**WHAT YOU WILL DO**
Convert every line below into a numbered list. Omit blank lines and leave out the pictures.

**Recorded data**

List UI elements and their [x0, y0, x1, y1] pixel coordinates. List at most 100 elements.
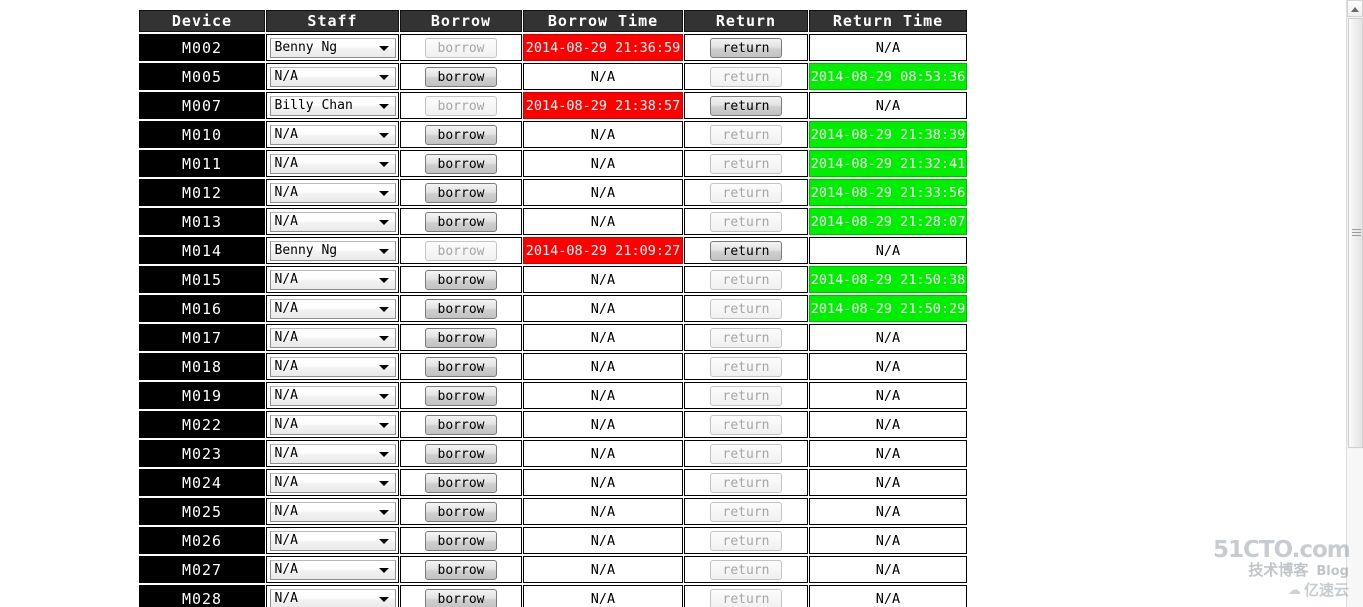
table-row: M002 Benny Ng borrow 2014-08-29 21:36:59 ret…: [139, 34, 967, 61]
staff-select[interactable]: N/A: [269, 443, 396, 464]
staff-select-value: N/A: [274, 184, 298, 200]
staff-select[interactable]: N/A: [269, 530, 396, 551]
device-id-cell: M007: [139, 92, 265, 119]
borrow-time-cell: N/A: [523, 556, 683, 583]
staff-select[interactable]: N/A: [269, 385, 396, 406]
column-header-borrow: Borrow: [400, 10, 522, 32]
device-id-cell: M018: [139, 353, 265, 380]
borrow-button[interactable]: borrow: [425, 124, 497, 145]
staff-select[interactable]: Billy Chan: [269, 95, 396, 116]
staff-select[interactable]: N/A: [269, 327, 396, 348]
staff-select-value: N/A: [274, 561, 298, 577]
staff-cell: N/A: [266, 440, 399, 467]
borrow-button: borrow: [425, 95, 497, 116]
borrow-button[interactable]: borrow: [425, 501, 497, 522]
return-time-cell: N/A: [809, 34, 967, 61]
device-id-cell: M017: [139, 324, 265, 351]
borrow-button[interactable]: borrow: [425, 211, 497, 232]
staff-select[interactable]: N/A: [269, 211, 396, 232]
chevron-down-icon: [378, 393, 389, 399]
staff-select[interactable]: N/A: [269, 559, 396, 580]
borrow-button[interactable]: borrow: [425, 443, 497, 464]
staff-select[interactable]: N/A: [269, 269, 396, 290]
return-time-cell: 2014-08-29 21:32:41: [809, 150, 967, 177]
staff-cell: N/A: [266, 324, 399, 351]
staff-select[interactable]: N/A: [269, 356, 396, 377]
device-id-cell: M019: [139, 382, 265, 409]
return-time-cell: N/A: [809, 527, 967, 554]
scrollbar-up-button[interactable]: [1347, 0, 1363, 17]
return-time-cell: N/A: [809, 498, 967, 525]
return-button: return: [710, 211, 782, 232]
staff-cell: N/A: [266, 266, 399, 293]
device-id-cell: M024: [139, 469, 265, 496]
borrow-button[interactable]: borrow: [425, 385, 497, 406]
page-root: Device Staff Borrow Borrow Time Return R…: [0, 0, 1363, 607]
return-button[interactable]: return: [710, 37, 782, 58]
return-time-cell: 2014-08-29 08:53:36: [809, 63, 967, 90]
table-row: M026 N/A borrow N/A return N/A: [139, 527, 967, 554]
table-row: M022 N/A borrow N/A return N/A: [139, 411, 967, 438]
staff-select[interactable]: Benny Ng: [269, 240, 396, 261]
return-button: return: [710, 588, 782, 607]
table-row: M014 Benny Ng borrow 2014-08-29 21:09:27 ret…: [139, 237, 967, 264]
borrow-time-cell: 2014-08-29 21:38:57: [523, 92, 683, 119]
column-header-staff: Staff: [266, 10, 399, 32]
borrow-button[interactable]: borrow: [425, 66, 497, 87]
borrow-button[interactable]: borrow: [425, 182, 497, 203]
borrow-button[interactable]: borrow: [425, 472, 497, 493]
staff-cell: Benny Ng: [266, 237, 399, 264]
borrow-button[interactable]: borrow: [425, 559, 497, 580]
chevron-down-icon: [378, 132, 389, 138]
staff-select[interactable]: N/A: [269, 153, 396, 174]
borrow-time-cell: N/A: [523, 324, 683, 351]
borrow-time-cell: N/A: [523, 353, 683, 380]
return-time-cell: 2014-08-29 21:50:29: [809, 295, 967, 322]
borrow-button[interactable]: borrow: [425, 327, 497, 348]
borrow-button[interactable]: borrow: [425, 298, 497, 319]
staff-select-value: N/A: [274, 590, 298, 606]
return-time-cell: N/A: [809, 353, 967, 380]
borrow-cell: borrow: [400, 382, 522, 409]
table-row: M025 N/A borrow N/A return N/A: [139, 498, 967, 525]
staff-select[interactable]: N/A: [269, 124, 396, 145]
staff-select[interactable]: N/A: [269, 472, 396, 493]
chevron-down-icon: [378, 45, 389, 51]
borrow-button[interactable]: borrow: [425, 530, 497, 551]
staff-cell: N/A: [266, 208, 399, 235]
borrow-button[interactable]: borrow: [425, 588, 497, 607]
return-button: return: [710, 559, 782, 580]
borrow-time-cell: N/A: [523, 295, 683, 322]
table-header: Device Staff Borrow Borrow Time Return R…: [139, 10, 967, 32]
return-time-cell: N/A: [809, 469, 967, 496]
scrollbar-thumb[interactable]: [1348, 18, 1363, 448]
vertical-scrollbar[interactable]: [1346, 0, 1363, 607]
scrollbar-track[interactable]: [1347, 449, 1363, 607]
return-cell: return: [684, 121, 808, 148]
return-cell: return: [684, 527, 808, 554]
borrow-button[interactable]: borrow: [425, 414, 497, 435]
return-button[interactable]: return: [710, 95, 782, 116]
staff-select[interactable]: N/A: [269, 182, 396, 203]
staff-select[interactable]: Benny Ng: [269, 37, 396, 58]
staff-select[interactable]: N/A: [269, 414, 396, 435]
return-cell: return: [684, 63, 808, 90]
return-cell: return: [684, 266, 808, 293]
staff-select[interactable]: N/A: [269, 501, 396, 522]
return-button[interactable]: return: [710, 240, 782, 261]
staff-select[interactable]: N/A: [269, 66, 396, 87]
borrow-button[interactable]: borrow: [425, 153, 497, 174]
borrow-button[interactable]: borrow: [425, 269, 497, 290]
staff-select[interactable]: N/A: [269, 298, 396, 319]
device-table-container: Device Staff Borrow Borrow Time Return R…: [138, 8, 967, 607]
staff-cell: N/A: [266, 63, 399, 90]
borrow-button: borrow: [425, 37, 497, 58]
borrow-cell: borrow: [400, 63, 522, 90]
borrow-time-cell: N/A: [523, 208, 683, 235]
table-row: M010 N/A borrow N/A return 2014-08-29 21:38:3…: [139, 121, 967, 148]
device-id-cell: M016: [139, 295, 265, 322]
return-cell: return: [684, 92, 808, 119]
borrow-button[interactable]: borrow: [425, 356, 497, 377]
staff-select-value: N/A: [274, 271, 298, 287]
staff-select[interactable]: N/A: [269, 588, 396, 607]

**EXERCISE OUTPUT**
1. List UI elements and their [x0, y0, x1, y1] pixel coordinates. List at most 100 elements.
2. table-row: M002 Benny Ng borrow 2014-08-29 21:36:59 ret…: [139, 34, 967, 61]
3. staff-select[interactable]: N/A: [269, 443, 396, 464]
4. staff-select-value: N/A: [274, 184, 298, 200]
5. staff-select[interactable]: N/A: [269, 530, 396, 551]
6. device-id-cell: M007: [139, 92, 265, 119]
7. borrow-time-cell: N/A: [523, 556, 683, 583]
8. staff-select[interactable]: N/A: [269, 385, 396, 406]
9. column-header-borrow: Borrow: [400, 10, 522, 32]
10. device-id-cell: M018: [139, 353, 265, 380]
11. borrow-button[interactable]: borrow: [425, 124, 497, 145]
12. staff-select[interactable]: Billy Chan: [269, 95, 396, 116]
13. staff-select[interactable]: N/A: [269, 327, 396, 348]
14. staff-select-value: N/A: [274, 561, 298, 577]
15. staff-cell: N/A: [266, 440, 399, 467]
16. borrow-button: borrow: [425, 95, 497, 116]
17. borrow-button[interactable]: borrow: [425, 501, 497, 522]
18. return-time-cell: N/A: [809, 34, 967, 61]
19. device-id-cell: M017: [139, 324, 265, 351]
20. borrow-button[interactable]: borrow: [425, 211, 497, 232]
21. staff-select[interactable]: N/A: [269, 211, 396, 232]
22. chevron-down-icon: [378, 393, 389, 399]
23. staff-select[interactable]: N/A: [269, 559, 396, 580]
24. borrow-button[interactable]: borrow: [425, 443, 497, 464]
25. staff-select[interactable]: N/A: [269, 269, 396, 290]
26. return-time-cell: 2014-08-29 21:32:41: [809, 150, 967, 177]
27. staff-cell: N/A: [266, 324, 399, 351]
28. staff-select[interactable]: N/A: [269, 356, 396, 377]
29. device-id-cell: M019: [139, 382, 265, 409]
30. return-time-cell: N/A: [809, 527, 967, 554]
31. scrollbar-up-button[interactable]: [1347, 0, 1363, 17]
32. return-time-cell: N/A: [809, 498, 967, 525]
33. return-button: return: [710, 211, 782, 232]
34. staff-cell: N/A: [266, 266, 399, 293]
35. device-id-cell: M024: [139, 469, 265, 496]
36. borrow-button[interactable]: borrow: [425, 385, 497, 406]
37. page-root: Device Staff Borrow Borrow Time Return R…: [0, 0, 1363, 607]
38. return-button[interactable]: return: [710, 37, 782, 58]
39. return-time-cell: 2014-08-29 08:53:36: [809, 63, 967, 90]
40. table-row: M026 N/A borrow N/A return N/A: [139, 527, 967, 554]
41. table-row: M022 N/A borrow N/A return N/A: [139, 411, 967, 438]
42. staff-select[interactable]: Benny Ng: [269, 240, 396, 261]
43. return-button: return: [710, 588, 782, 607]
44. table-row: M014 Benny Ng borrow 2014-08-29 21:09:27 ret…: [139, 237, 967, 264]
45. borrow-time-cell: 2014-08-29 21:38:57: [523, 92, 683, 119]
46. column-header-staff: Staff: [266, 10, 399, 32]
47. borrow-button[interactable]: borrow: [425, 66, 497, 87]
48. borrow-button[interactable]: borrow: [425, 182, 497, 203]
49. borrow-button[interactable]: borrow: [425, 472, 497, 493]
50. staff-cell: Benny Ng: [266, 237, 399, 264]
51. borrow-button[interactable]: borrow: [425, 559, 497, 580]
52. chevron-down-icon: [378, 132, 389, 138]
53. staff-select[interactable]: N/A: [269, 153, 396, 174]
54. borrow-time-cell: N/A: [523, 324, 683, 351]
55. borrow-time-cell: N/A: [523, 353, 683, 380]
56. return-time-cell: 2014-08-29 21:50:29: [809, 295, 967, 322]
57. borrow-button[interactable]: borrow: [425, 327, 497, 348]
58. borrow-button[interactable]: borrow: [425, 298, 497, 319]
59. staff-select-value: N/A: [274, 590, 298, 606]
60. return-time-cell: N/A: [809, 353, 967, 380]
61. borrow-cell: borrow: [400, 382, 522, 409]
62. table-row: M025 N/A borrow N/A return N/A: [139, 498, 967, 525]
63. staff-select[interactable]: N/A: [269, 124, 396, 145]
64. staff-select[interactable]: N/A: [269, 472, 396, 493]
65. chevron-down-icon: [378, 45, 389, 51]
66. borrow-button[interactable]: borrow: [425, 530, 497, 551]
67. staff-cell: N/A: [266, 208, 399, 235]
68. borrow-button[interactable]: borrow: [425, 588, 497, 607]
69. return-button: return: [710, 559, 782, 580]
70. borrow-time-cell: N/A: [523, 295, 683, 322]
71. table-header: Device Staff Borrow Borrow Time Return R…: [139, 10, 967, 32]
72. return-time-cell: N/A: [809, 469, 967, 496]
73. scrollbar-thumb[interactable]: [1348, 18, 1363, 448]
74. vertical-scrollbar[interactable]: [1346, 0, 1363, 607]
75. scrollbar-track[interactable]: [1347, 449, 1363, 607]
76. return-cell: return: [684, 121, 808, 148]
77. return-cell: return: [684, 527, 808, 554]
78. borrow-button[interactable]: borrow: [425, 414, 497, 435]
79. return-button[interactable]: return: [710, 95, 782, 116]
80. staff-select[interactable]: N/A: [269, 182, 396, 203]
81. staff-select[interactable]: Benny Ng: [269, 37, 396, 58]
82. staff-select[interactable]: N/A: [269, 414, 396, 435]
83. return-cell: return: [684, 63, 808, 90]
84. return-cell: return: [684, 266, 808, 293]
85. staff-select[interactable]: N/A: [269, 501, 396, 522]
86. return-button[interactable]: return: [710, 240, 782, 261]
87. staff-select[interactable]: N/A: [269, 66, 396, 87]
88. borrow-button[interactable]: borrow: [425, 153, 497, 174]
89. borrow-button[interactable]: borrow: [425, 269, 497, 290]
90. staff-select[interactable]: N/A: [269, 298, 396, 319]
91. device-table-container: Device Staff Borrow Borrow Time Return R…: [138, 8, 967, 607]
92. staff-cell: N/A: [266, 63, 399, 90]
93. borrow-button: borrow: [425, 37, 497, 58]
94. borrow-cell: borrow: [400, 63, 522, 90]
95. borrow-time-cell: N/A: [523, 208, 683, 235]
96. table-row: M010 N/A borrow N/A return 2014-08-29 21:38:3…: [139, 121, 967, 148]
97. device-id-cell: M016: [139, 295, 265, 322]
98. return-cell: return: [684, 92, 808, 119]
99. borrow-button[interactable]: borrow: [425, 356, 497, 377]
100. staff-select-value: N/A: [274, 271, 298, 287]
101. staff-select[interactable]: N/A: [269, 588, 396, 607]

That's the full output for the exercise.